# Vorliegender Textauszug
Vollständige Version anzeigen : Ist LD Paleo?
schoppenhauer
03.07.2013, 11:09
Diese Quälerei, das für alle sichtbare stundenlange Leiden auf der Laufstrecke – geht’s da um Buße, Erlösung, Jesus oder um etwas, das noch viel weiter zurück liegt und viel tiefer in uns drin steckt?
Die Athleten konnten am Sonntag wieder mit diesem Mix aus Bewunderung und vollstem Unverständnis bestaunt werden. Nicht die erste Hälfte – hier geht’s um die zweite Hälfte. Die Motivation der Top 1000 ist leicht nachvollziehbar: Das vorhandene Talent wird über Disziplin und Ehrgeiz zur Entfaltung gebracht. Saure Wochen, süße Feste hat Goethe das genannt.
Nur – was sucht die zweite Hälfte an diesem endlos langen Tag eigentlich? Viele beginnen schon das Laufen auf einer Weise, die nichts mit diesem Sport zu tun hat. Verbissen und verkniffen, mit starrem Blick, immer weiter….. 5 oder 6 Stunden lang. Ich schaff es – und das völlig ohne Not! Die Atmosphäre am Lendkanal nach 18:00 Uhr kann wirklich finster sein. Erlebt man dann den Zielkanal schlägt das schnell in ein „hätte ich mal auch“ um. Dann könnt ich jetzt auch vor Glück heulen, mich selbst richtig lieben und die Anerkennung der Masse in vollen Zügen genießen.

# Datenauszug
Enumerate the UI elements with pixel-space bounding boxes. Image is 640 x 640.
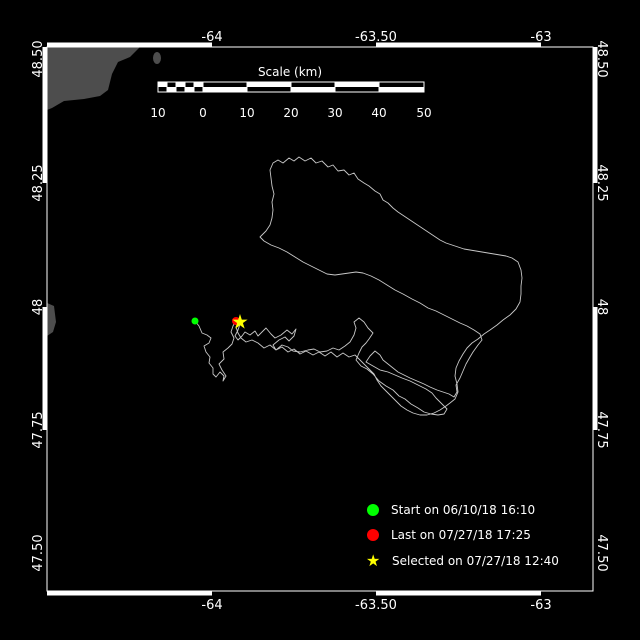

# Arbeitsauftrag
Führe den Text über das stundenlange Leiden der Athleten auf der Laufstrecke im Anschluss an seinen letzten Satz weiter.

# Lösung
Zur Ausgangsfrage – warum das alles? Über Jahrtausende hat der Mensch die meiste Zeit seines Lebens leidend verbracht: Kälte, Hitze, Hunger und Durst galt es zu bewältigen, Angreifer abzuwehren. Seit einem schwindend geringen Teil seiner Entwicklungsgeschichte ist es dem Mensch möglich, ein halbwegs unbeschwertes, leidloses Leben zu führen. Nicht allen, aber sehr vielen und natürlich fast allen LD-Teilnehmern. Ein Blick in die Wechselzone genügt.
Über Jahrtausende kam das Leben über weite Strecken dem gleich, was man am Abend auf der Laufstrecke beobachtet: Leiden, Verzicht, sich durchbeißen und auf das Ziel hoffen, egal wie weit es weg ist. Und wenn man dann nach Tagen der Entbehrung den Säbelzahntiger erlegt hatte und die Beute zur hungrigen Sippe brachte war man im Zielkanal, nur halt ohne „You are an Ironman!“.
Es ist ja nicht so, dass das alles Teilnehmer sind, die einmal über sich hinaus wachsen wollen und etwas wirklich großartiges leisten wollen. Gerade unter den älteren Männern findet man viele Wiederholungstäter, die es einfach nicht lassen können nach der langen Radwanderung 42 Kilometer in der Hitze zu humpeln….
Das ist Paleo !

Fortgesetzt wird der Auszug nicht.